**The data:**
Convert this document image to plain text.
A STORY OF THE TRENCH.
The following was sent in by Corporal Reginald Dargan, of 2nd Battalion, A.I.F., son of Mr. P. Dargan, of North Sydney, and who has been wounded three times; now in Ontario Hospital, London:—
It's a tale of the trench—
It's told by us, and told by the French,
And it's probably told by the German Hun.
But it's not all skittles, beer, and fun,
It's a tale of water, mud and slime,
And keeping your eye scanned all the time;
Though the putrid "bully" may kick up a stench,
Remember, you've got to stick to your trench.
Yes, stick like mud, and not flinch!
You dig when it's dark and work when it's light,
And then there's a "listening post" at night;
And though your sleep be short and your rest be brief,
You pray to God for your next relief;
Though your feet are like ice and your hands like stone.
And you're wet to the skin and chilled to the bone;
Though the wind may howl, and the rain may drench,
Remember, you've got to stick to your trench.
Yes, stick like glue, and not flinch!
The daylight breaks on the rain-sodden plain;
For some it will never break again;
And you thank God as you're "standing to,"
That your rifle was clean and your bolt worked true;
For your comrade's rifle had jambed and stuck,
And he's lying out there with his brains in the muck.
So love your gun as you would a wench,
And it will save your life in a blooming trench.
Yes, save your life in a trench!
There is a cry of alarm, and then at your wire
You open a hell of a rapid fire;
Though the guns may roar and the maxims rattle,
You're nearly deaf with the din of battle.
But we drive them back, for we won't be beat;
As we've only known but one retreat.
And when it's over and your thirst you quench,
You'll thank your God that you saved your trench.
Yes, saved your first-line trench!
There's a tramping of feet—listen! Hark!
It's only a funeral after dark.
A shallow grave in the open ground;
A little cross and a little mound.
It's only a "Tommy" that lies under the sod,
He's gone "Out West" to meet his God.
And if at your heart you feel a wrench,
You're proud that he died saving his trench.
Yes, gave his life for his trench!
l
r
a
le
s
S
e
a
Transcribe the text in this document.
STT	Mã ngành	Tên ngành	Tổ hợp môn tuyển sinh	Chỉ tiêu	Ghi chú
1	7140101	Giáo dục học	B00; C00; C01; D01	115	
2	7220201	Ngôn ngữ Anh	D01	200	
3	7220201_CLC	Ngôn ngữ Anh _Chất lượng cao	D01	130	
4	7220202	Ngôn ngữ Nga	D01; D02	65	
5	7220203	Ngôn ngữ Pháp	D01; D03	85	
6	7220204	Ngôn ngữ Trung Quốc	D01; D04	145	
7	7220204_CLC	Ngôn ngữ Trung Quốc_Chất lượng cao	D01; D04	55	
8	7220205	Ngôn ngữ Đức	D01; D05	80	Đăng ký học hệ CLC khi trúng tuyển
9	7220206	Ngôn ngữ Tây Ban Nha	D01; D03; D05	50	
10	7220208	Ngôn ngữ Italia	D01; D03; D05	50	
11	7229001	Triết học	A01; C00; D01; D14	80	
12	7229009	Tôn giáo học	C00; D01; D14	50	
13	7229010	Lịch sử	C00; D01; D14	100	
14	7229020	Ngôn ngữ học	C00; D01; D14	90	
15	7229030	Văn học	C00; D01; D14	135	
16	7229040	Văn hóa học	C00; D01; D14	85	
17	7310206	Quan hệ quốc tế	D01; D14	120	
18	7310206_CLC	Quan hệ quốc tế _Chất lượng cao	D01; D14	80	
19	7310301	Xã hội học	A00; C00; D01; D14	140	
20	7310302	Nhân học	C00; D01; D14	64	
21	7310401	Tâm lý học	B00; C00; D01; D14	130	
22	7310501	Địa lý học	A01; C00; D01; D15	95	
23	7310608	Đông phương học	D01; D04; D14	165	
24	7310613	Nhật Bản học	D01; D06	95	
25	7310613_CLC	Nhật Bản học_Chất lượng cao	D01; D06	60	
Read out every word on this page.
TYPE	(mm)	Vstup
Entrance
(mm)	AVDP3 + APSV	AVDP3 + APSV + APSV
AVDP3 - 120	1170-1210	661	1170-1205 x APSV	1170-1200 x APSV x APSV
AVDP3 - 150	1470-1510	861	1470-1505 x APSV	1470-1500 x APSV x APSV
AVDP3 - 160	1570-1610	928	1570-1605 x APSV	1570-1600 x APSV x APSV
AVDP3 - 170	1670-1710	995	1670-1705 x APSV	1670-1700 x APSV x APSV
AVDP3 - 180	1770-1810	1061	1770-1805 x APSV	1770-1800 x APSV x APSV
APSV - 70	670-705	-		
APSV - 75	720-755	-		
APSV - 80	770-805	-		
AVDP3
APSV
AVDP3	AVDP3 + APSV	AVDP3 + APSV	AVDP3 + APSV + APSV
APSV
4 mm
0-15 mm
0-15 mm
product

**Short problem:** Quote each line of the listing above exactly.

**Task result:**
Convert this document image to plain text.
A STORY OF THE TRENCH.
The following was sent in by Corporal Reginald Dargan, of 2nd Battalion, A.I.F., son of Mr. P. Dargan, of North Sydney, and who has been wounded three times; now in Ontario Hospital, London:—
It's a tale of the trench—
It's told by us, and told by the French,
And it's probably told by the German Hun.
But it's not all skittles, beer, and fun,
It's a tale of water, mud and slime,
And keeping your eye scanned all the time;
Though the putrid "bully" may kick up a stench,
Remember, you've got to stick to your trench.
Yes, stick like mud, and not flinch!
You dig when it's dark and work when it's light,
And then there's a "listening post" at night;
And though your sleep be short and your rest be brief,
You pray to God for your next relief;
Though your feet are like ice and your hands like stone.
And you're wet to the skin and chilled to the bone;
Though the wind may howl, and the rain may drench,
Remember, you've got to stick to your trench.
Yes, stick like glue, and not flinch!
The daylight breaks on the rain-sodden plain;
For some it will never break again;
And you thank God as you're "standing to,"
That your rifle was clean and your bolt worked true;
For your comrade's rifle had jambed and stuck,
And he's lying out there with his brains in the muck.
So love your gun as you would a wench,
And it will save your life in a blooming trench.
Yes, save your life in a trench!
There is a cry of alarm, and then at your wire
You open a hell of a rapid fire;
Though the guns may roar and the maxims rattle,
You're nearly deaf with the din of battle.
But we drive them back, for we won't be beat;
As we've only known but one retreat.
And when it's over and your thirst you quench,
You'll thank your God that you saved your trench.
Yes, saved your first-line trench!
There's a tramping of feet—listen! Hark!
It's only a funeral after dark.
A shallow grave in the open ground;
A little cross and a little mound.
It's only a "Tommy" that lies under the sod,
He's gone "Out West" to meet his God.
And if at your heart you feel a wrench,
You're proud that he died saving his trench.
Yes, gave his life for his trench!
l
r
a
le
s
S
e
a
Transcribe the text in this document.
STT	Mã ngành	Tên ngành	Tổ hợp môn tuyển sinh	Chỉ tiêu	Ghi chú
1	7140101	Giáo dục học	B00; C00; C01; D01	115	
2	7220201	Ngôn ngữ Anh	D01	200	
3	7220201_CLC	Ngôn ngữ Anh _Chất lượng cao	D01	130	
4	7220202	Ngôn ngữ Nga	D01; D02	65	
5	7220203	Ngôn ngữ Pháp	D01; D03	85	
6	7220204	Ngôn ngữ Trung Quốc	D01; D04	145	
7	7220204_CLC	Ngôn ngữ Trung Quốc_Chất lượng cao	D01; D04	55	
8	7220205	Ngôn ngữ Đức	D01; D05	80	Đăng ký học hệ CLC khi trúng tuyển
9	7220206	Ngôn ngữ Tây Ban Nha	D01; D03; D05	50	
10	7220208	Ngôn ngữ Italia	D01; D03; D05	50	
11	7229001	Triết học	A01; C00; D01; D14	80	
12	7229009	Tôn giáo học	C00; D01; D14	50	
13	7229010	Lịch sử	C00; D01; D14	100	
14	7229020	Ngôn ngữ học	C00; D01; D14	90	
15	7229030	Văn học	C00; D01; D14	135	
16	7229040	Văn hóa học	C00; D01; D14	85	
17	7310206	Quan hệ quốc tế	D01; D14	120	
18	7310206_CLC	Quan hệ quốc tế _Chất lượng cao	D01; D14	80	
19	7310301	Xã hội học	A00; C00; D01; D14	140	
20	7310302	Nhân học	C00; D01; D14	64	
21	7310401	Tâm lý học	B00; C00; D01; D14	130	
22	7310501	Địa lý học	A01; C00; D01; D15	95	
23	7310608	Đông phương học	D01; D04; D14	165	
24	7310613	Nhật Bản học	D01; D06	95	
25	7310613_CLC	Nhật Bản học_Chất lượng cao	D01; D06	60	
Read out every word on this page.
TYPE	(mm)	Vstup
Entrance
(mm)	AVDP3 + APSV	AVDP3 + APSV + APSV
AVDP3 - 120	1170-1210	661	1170-1205 x APSV	1170-1200 x APSV x APSV
AVDP3 - 150	1470-1510	861	1470-1505 x APSV	1470-1500 x APSV x APSV
AVDP3 - 160	1570-1610	928	1570-1605 x APSV	1570-1600 x APSV x APSV
AVDP3 - 170	1670-1710	995	1670-1705 x APSV	1670-1700 x APSV x APSV
AVDP3 - 180	1770-1810	1061	1770-1805 x APSV	1770-1800 x APSV x APSV
APSV - 70	670-705	-		
APSV - 75	720-755	-		
APSV - 80	770-805	-		
AVDP3
APSV
AVDP3	AVDP3 + APSV	AVDP3 + APSV	AVDP3 + APSV + APSV
APSV
4 mm
0-15 mm
0-15 mm
product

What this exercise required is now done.